---------- RECORDS PROVIDED

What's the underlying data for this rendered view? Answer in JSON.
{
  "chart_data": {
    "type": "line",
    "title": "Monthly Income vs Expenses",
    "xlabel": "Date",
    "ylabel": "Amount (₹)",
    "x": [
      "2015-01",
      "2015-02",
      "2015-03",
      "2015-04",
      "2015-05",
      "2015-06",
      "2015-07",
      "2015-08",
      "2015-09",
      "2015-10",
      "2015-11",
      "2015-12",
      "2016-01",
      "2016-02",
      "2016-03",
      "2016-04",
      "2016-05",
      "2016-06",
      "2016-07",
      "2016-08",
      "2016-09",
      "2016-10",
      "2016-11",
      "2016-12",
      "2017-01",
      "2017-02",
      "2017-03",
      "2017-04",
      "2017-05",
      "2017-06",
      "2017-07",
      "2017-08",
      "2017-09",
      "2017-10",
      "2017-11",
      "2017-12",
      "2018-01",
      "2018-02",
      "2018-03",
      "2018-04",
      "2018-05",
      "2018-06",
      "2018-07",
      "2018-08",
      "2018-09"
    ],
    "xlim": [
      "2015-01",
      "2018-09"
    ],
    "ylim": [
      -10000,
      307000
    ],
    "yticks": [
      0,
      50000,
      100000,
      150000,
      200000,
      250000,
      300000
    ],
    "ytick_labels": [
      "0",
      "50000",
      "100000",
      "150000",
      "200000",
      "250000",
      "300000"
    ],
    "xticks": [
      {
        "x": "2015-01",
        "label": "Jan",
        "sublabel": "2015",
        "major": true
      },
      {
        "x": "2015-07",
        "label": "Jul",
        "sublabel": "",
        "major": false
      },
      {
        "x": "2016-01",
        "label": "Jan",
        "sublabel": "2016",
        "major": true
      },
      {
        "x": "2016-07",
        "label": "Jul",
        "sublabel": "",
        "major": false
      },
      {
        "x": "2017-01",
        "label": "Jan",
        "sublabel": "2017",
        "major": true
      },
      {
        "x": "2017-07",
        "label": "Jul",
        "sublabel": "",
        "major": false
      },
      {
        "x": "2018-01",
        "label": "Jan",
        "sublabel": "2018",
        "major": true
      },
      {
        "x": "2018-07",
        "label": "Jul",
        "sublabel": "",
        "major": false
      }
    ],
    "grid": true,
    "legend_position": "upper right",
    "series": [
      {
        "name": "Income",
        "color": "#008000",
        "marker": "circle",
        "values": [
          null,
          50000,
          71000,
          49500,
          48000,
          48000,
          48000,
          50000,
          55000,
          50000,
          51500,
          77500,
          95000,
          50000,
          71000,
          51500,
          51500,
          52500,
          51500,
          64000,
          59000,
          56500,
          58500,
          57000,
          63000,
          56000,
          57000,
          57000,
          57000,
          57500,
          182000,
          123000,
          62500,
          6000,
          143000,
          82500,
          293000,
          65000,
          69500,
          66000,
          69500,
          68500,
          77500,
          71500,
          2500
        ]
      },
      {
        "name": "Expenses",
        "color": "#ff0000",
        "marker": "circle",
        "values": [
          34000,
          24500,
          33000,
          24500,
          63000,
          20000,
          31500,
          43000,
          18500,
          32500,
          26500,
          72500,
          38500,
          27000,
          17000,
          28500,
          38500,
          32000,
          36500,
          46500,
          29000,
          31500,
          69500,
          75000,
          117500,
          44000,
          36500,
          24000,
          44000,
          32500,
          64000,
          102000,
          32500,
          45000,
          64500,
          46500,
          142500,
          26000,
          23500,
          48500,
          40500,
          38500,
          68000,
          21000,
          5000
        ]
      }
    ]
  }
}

--------------------

WHAT TO PRODUCE: Copy every record exactly, with nothing added or dropped.

SOLUTION TO THE EXERCISE:
What's the underlying data for this rendered view? Answer in JSON.
{
  "chart_data": {
    "type": "line",
    "title": "Monthly Income vs Expenses",
    "xlabel": "Date",
    "ylabel": "Amount (₹)",
    "x": [
      "2015-01",
      "2015-02",
      "2015-03",
      "2015-04",
      "2015-05",
      "2015-06",
      "2015-07",
      "2015-08",
      "2015-09",
      "2015-10",
      "2015-11",
      "2015-12",
      "2016-01",
      "2016-02",
      "2016-03",
      "2016-04",
      "2016-05",
      "2016-06",
      "2016-07",
      "2016-08",
      "2016-09",
      "2016-10",
      "2016-11",
      "2016-12",
      "2017-01",
      "2017-02",
      "2017-03",
      "2017-04",
      "2017-05",
      "2017-06",
      "2017-07",
      "2017-08",
      "2017-09",
      "2017-10",
      "2017-11",
      "2017-12",
      "2018-01",
      "2018-02",
      "2018-03",
      "2018-04",
      "2018-05",
      "2018-06",
      "2018-07",
      "2018-08",
      "2018-09"
    ],
    "xlim": [
      "2015-01",
      "2018-09"
    ],
    "ylim": [
      -10000,
      307000
    ],
    "yticks": [
      0,
      50000,
      100000,
      150000,
      200000,
      250000,
      300000
    ],
    "ytick_labels": [
      "0",
      "50000",
      "100000",
      "150000",
      "200000",
      "250000",
      "300000"
    ],
    "xticks": [
      {
        "x": "2015-01",
        "label": "Jan",
        "sublabel": "2015",
        "major": true
      },
      {
        "x": "2015-07",
        "label": "Jul",
        "sublabel": "",
        "major": false
      },
      {
        "x": "2016-01",
        "label": "Jan",
        "sublabel": "2016",
        "major": true
      },
      {
        "x": "2016-07",
        "label": "Jul",
        "sublabel": "",
        "major": false
      },
      {
        "x": "2017-01",
        "label": "Jan",
        "sublabel": "2017",
        "major": true
      },
      {
        "x": "2017-07",
        "label": "Jul",
        "sublabel": "",
        "major": false
      },
      {
        "x": "2018-01",
        "label": "Jan",
        "sublabel": "2018",
        "major": true
      },
      {
        "x": "2018-07",
        "label": "Jul",
        "sublabel": "",
        "major": false
      }
    ],
    "grid": true,
    "legend_position": "upper right",
    "series": [
      {
        "name": "Income",
        "color": "#008000",
        "marker": "circle",
        "values": [
          null,
          50000,
          71000,
          49500,
          48000,
          48000,
          48000,
          50000,
          55000,
          50000,
          51500,
          77500,
          95000,
          50000,
          71000,
          51500,
          51500,
          52500,
          51500,
          64000,
          59000,
          56500,
          58500,
          57000,
          63000,
          56000,
          57000,
          57000,
          57000,
          57500,
          182000,
          123000,
          62500,
          6000,
          143000,
          82500,
          293000,
          65000,
          69500,
          66000,
          69500,
          68500,
          77500,
          71500,
          2500
        ]
      },
      {
        "name": "Expenses",
        "color": "#ff0000",
        "marker": "circle",
        "values": [
          34000,
          24500,
          33000,
          24500,
          63000,
          20000,
          31500,
          43000,
          18500,
          32500,
          26500,
          72500,
          38500,
          27000,
          17000,
          28500,
          38500,
          32000,
          36500,
          46500,
          29000,
          31500,
          69500,
          75000,
          117500,
          44000,
          36500,
          24000,
          44000,
          32500,
          64000,
          102000,
          32500,
          45000,
          64500,
          46500,
          142500,
          26000,
          23500,
          48500,
          40500,
          38500,
          68000,
          21000,
          5000
        ]
      }
    ]
  }
}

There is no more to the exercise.